Every record below should be written out exactly; pictures stay out.
□ □ □ □ □
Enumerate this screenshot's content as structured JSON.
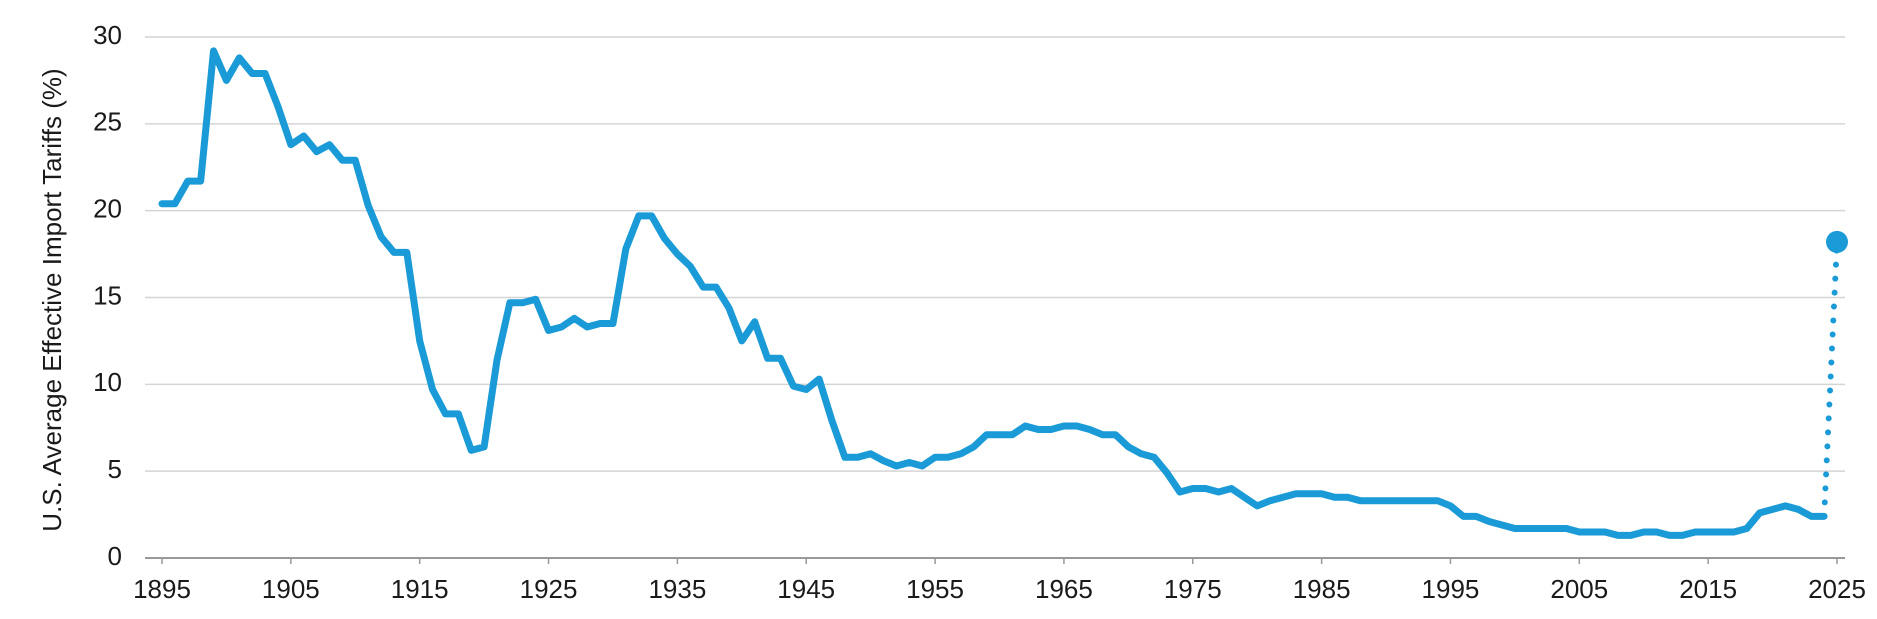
{
  "chart_data": {
    "type": "line",
    "y_label": "U.S. Average Effective Import Tariffs (%)",
    "xlim": [
      1895,
      2025
    ],
    "xticks": [
      1895,
      1905,
      1915,
      1925,
      1935,
      1945,
      1955,
      1965,
      1975,
      1985,
      1995,
      2005,
      2015,
      2025
    ],
    "ylim": [
      0,
      30
    ],
    "yticks": [
      0,
      5,
      10,
      15,
      20,
      25,
      30
    ],
    "grid": true,
    "series": [
      {
        "color": "#1a9ad6",
        "style": "solid",
        "x": [
          1895,
          1896,
          1897,
          1898,
          1899,
          1900,
          1901,
          1902,
          1903,
          1904,
          1905,
          1906,
          1907,
          1908,
          1909,
          1910,
          1911,
          1912,
          1913,
          1914,
          1915,
          1916,
          1917,
          1918,
          1919,
          1920,
          1921,
          1922,
          1923,
          1924,
          1925,
          1926,
          1927,
          1928,
          1929,
          1930,
          1931,
          1932,
          1933,
          1934,
          1935,
          1936,
          1937,
          1938,
          1939,
          1940,
          1941,
          1942,
          1943,
          1944,
          1945,
          1946,
          1947,
          1948,
          1949,
          1950,
          1951,
          1952,
          1953,
          1954,
          1955,
          1956,
          1957,
          1958,
          1959,
          1960,
          1961,
          1962,
          1963,
          1964,
          1965,
          1966,
          1967,
          1968,
          1969,
          1970,
          1971,
          1972,
          1973,
          1974,
          1975,
          1976,
          1977,
          1978,
          1979,
          1980,
          1981,
          1982,
          1983,
          1984,
          1985,
          1986,
          1987,
          1988,
          1989,
          1990,
          1991,
          1992,
          1993,
          1994,
          1995,
          1996,
          1997,
          1998,
          1999,
          2000,
          2001,
          2002,
          2003,
          2004,
          2005,
          2006,
          2007,
          2008,
          2009,
          2010,
          2011,
          2012,
          2013,
          2014,
          2015,
          2016,
          2017,
          2018,
          2019,
          2020,
          2021,
          2022,
          2023,
          2024
        ],
        "values": [
          20.4,
          20.4,
          21.7,
          21.7,
          29.2,
          27.5,
          28.8,
          27.9,
          27.9,
          26.0,
          23.8,
          24.3,
          23.4,
          23.8,
          22.9,
          22.9,
          20.3,
          18.5,
          17.6,
          17.6,
          12.5,
          9.7,
          8.3,
          8.3,
          6.2,
          6.4,
          11.4,
          14.7,
          14.7,
          14.9,
          13.1,
          13.3,
          13.8,
          13.3,
          13.5,
          13.5,
          17.8,
          19.7,
          19.7,
          18.4,
          17.5,
          16.8,
          15.6,
          15.6,
          14.4,
          12.5,
          13.6,
          11.5,
          11.5,
          9.9,
          9.7,
          10.3,
          7.9,
          5.8,
          5.8,
          6.0,
          5.6,
          5.3,
          5.5,
          5.3,
          5.8,
          5.8,
          6.0,
          6.4,
          7.1,
          7.1,
          7.1,
          7.6,
          7.4,
          7.4,
          7.6,
          7.6,
          7.4,
          7.1,
          7.1,
          6.4,
          6.0,
          5.8,
          4.9,
          3.8,
          4.0,
          4.0,
          3.8,
          4.0,
          3.5,
          3.0,
          3.3,
          3.5,
          3.7,
          3.7,
          3.7,
          3.5,
          3.5,
          3.3,
          3.3,
          3.3,
          3.3,
          3.3,
          3.3,
          3.3,
          3.0,
          2.4,
          2.4,
          2.1,
          1.9,
          1.7,
          1.7,
          1.7,
          1.7,
          1.7,
          1.5,
          1.5,
          1.5,
          1.3,
          1.3,
          1.5,
          1.5,
          1.3,
          1.3,
          1.5,
          1.5,
          1.5,
          1.5,
          1.7,
          2.6,
          2.8,
          3.0,
          2.8,
          2.4,
          2.4
        ]
      },
      {
        "color": "#1a9ad6",
        "style": "dotted",
        "marker": "end",
        "x": [
          2024,
          2025
        ],
        "values": [
          2.4,
          18.2
        ]
      }
    ]
  }
}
□ □ □ □ □
Finished exercise
Enumerate this screenshot's content as structured JSON.
{
  "chart_data": {
    "type": "line",
    "y_label": "U.S. Average Effective Import Tariffs (%)",
    "xlim": [
      1895,
      2025
    ],
    "xticks": [
      1895,
      1905,
      1915,
      1925,
      1935,
      1945,
      1955,
      1965,
      1975,
      1985,
      1995,
      2005,
      2015,
      2025
    ],
    "ylim": [
      0,
      30
    ],
    "yticks": [
      0,
      5,
      10,
      15,
      20,
      25,
      30
    ],
    "grid": true,
    "series": [
      {
        "color": "#1a9ad6",
        "style": "solid",
        "x": [
          1895,
          1896,
          1897,
          1898,
          1899,
          1900,
          1901,
          1902,
          1903,
          1904,
          1905,
          1906,
          1907,
          1908,
          1909,
          1910,
          1911,
          1912,
          1913,
          1914,
          1915,
          1916,
          1917,
          1918,
          1919,
          1920,
          1921,
          1922,
          1923,
          1924,
          1925,
          1926,
          1927,
          1928,
          1929,
          1930,
          1931,
          1932,
          1933,
          1934,
          1935,
          1936,
          1937,
          1938,
          1939,
          1940,
          1941,
          1942,
          1943,
          1944,
          1945,
          1946,
          1947,
          1948,
          1949,
          1950,
          1951,
          1952,
          1953,
          1954,
          1955,
          1956,
          1957,
          1958,
          1959,
          1960,
          1961,
          1962,
          1963,
          1964,
          1965,
          1966,
          1967,
          1968,
          1969,
          1970,
          1971,
          1972,
          1973,
          1974,
          1975,
          1976,
          1977,
          1978,
          1979,
          1980,
          1981,
          1982,
          1983,
          1984,
          1985,
          1986,
          1987,
          1988,
          1989,
          1990,
          1991,
          1992,
          1993,
          1994,
          1995,
          1996,
          1997,
          1998,
          1999,
          2000,
          2001,
          2002,
          2003,
          2004,
          2005,
          2006,
          2007,
          2008,
          2009,
          2010,
          2011,
          2012,
          2013,
          2014,
          2015,
          2016,
          2017,
          2018,
          2019,
          2020,
          2021,
          2022,
          2023,
          2024
        ],
        "values": [
          20.4,
          20.4,
          21.7,
          21.7,
          29.2,
          27.5,
          28.8,
          27.9,
          27.9,
          26.0,
          23.8,
          24.3,
          23.4,
          23.8,
          22.9,
          22.9,
          20.3,
          18.5,
          17.6,
          17.6,
          12.5,
          9.7,
          8.3,
          8.3,
          6.2,
          6.4,
          11.4,
          14.7,
          14.7,
          14.9,
          13.1,
          13.3,
          13.8,
          13.3,
          13.5,
          13.5,
          17.8,
          19.7,
          19.7,
          18.4,
          17.5,
          16.8,
          15.6,
          15.6,
          14.4,
          12.5,
          13.6,
          11.5,
          11.5,
          9.9,
          9.7,
          10.3,
          7.9,
          5.8,
          5.8,
          6.0,
          5.6,
          5.3,
          5.5,
          5.3,
          5.8,
          5.8,
          6.0,
          6.4,
          7.1,
          7.1,
          7.1,
          7.6,
          7.4,
          7.4,
          7.6,
          7.6,
          7.4,
          7.1,
          7.1,
          6.4,
          6.0,
          5.8,
          4.9,
          3.8,
          4.0,
          4.0,
          3.8,
          4.0,
          3.5,
          3.0,
          3.3,
          3.5,
          3.7,
          3.7,
          3.7,
          3.5,
          3.5,
          3.3,
          3.3,
          3.3,
          3.3,
          3.3,
          3.3,
          3.3,
          3.0,
          2.4,
          2.4,
          2.1,
          1.9,
          1.7,
          1.7,
          1.7,
          1.7,
          1.7,
          1.5,
          1.5,
          1.5,
          1.3,
          1.3,
          1.5,
          1.5,
          1.3,
          1.3,
          1.5,
          1.5,
          1.5,
          1.5,
          1.7,
          2.6,
          2.8,
          3.0,
          2.8,
          2.4,
          2.4
        ]
      },
      {
        "color": "#1a9ad6",
        "style": "dotted",
        "marker": "end",
        "x": [
          2024,
          2025
        ],
        "values": [
          2.4,
          18.2
        ]
      }
    ]
  }
}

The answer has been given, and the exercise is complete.